THE TASK.
Below is a listing; copy all of it exactly.
>> BEGIN PROVIDED DATA
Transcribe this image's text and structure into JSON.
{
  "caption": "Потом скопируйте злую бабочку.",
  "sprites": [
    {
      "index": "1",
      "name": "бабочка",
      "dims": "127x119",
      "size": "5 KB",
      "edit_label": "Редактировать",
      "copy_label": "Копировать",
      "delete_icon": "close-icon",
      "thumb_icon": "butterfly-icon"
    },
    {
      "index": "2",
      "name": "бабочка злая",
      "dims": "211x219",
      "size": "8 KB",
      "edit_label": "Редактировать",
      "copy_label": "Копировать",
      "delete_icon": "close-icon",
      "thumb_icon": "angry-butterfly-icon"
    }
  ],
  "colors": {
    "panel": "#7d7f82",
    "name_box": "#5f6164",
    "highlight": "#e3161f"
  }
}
>> END PROVIDED DATA
ANSWER.
Transcribe this image's text and structure into JSON.
{
  "caption": "Потом скопируйте злую бабочку.",
  "sprites": [
    {
      "index": "1",
      "name": "бабочка",
      "dims": "127x119",
      "size": "5 KB",
      "edit_label": "Редактировать",
      "copy_label": "Копировать",
      "delete_icon": "close-icon",
      "thumb_icon": "butterfly-icon"
    },
    {
      "index": "2",
      "name": "бабочка злая",
      "dims": "211x219",
      "size": "8 KB",
      "edit_label": "Редактировать",
      "copy_label": "Копировать",
      "delete_icon": "close-icon",
      "thumb_icon": "angry-butterfly-icon"
    }
  ],
  "colors": {
    "panel": "#7d7f82",
    "name_box": "#5f6164",
    "highlight": "#e3161f"
  }
}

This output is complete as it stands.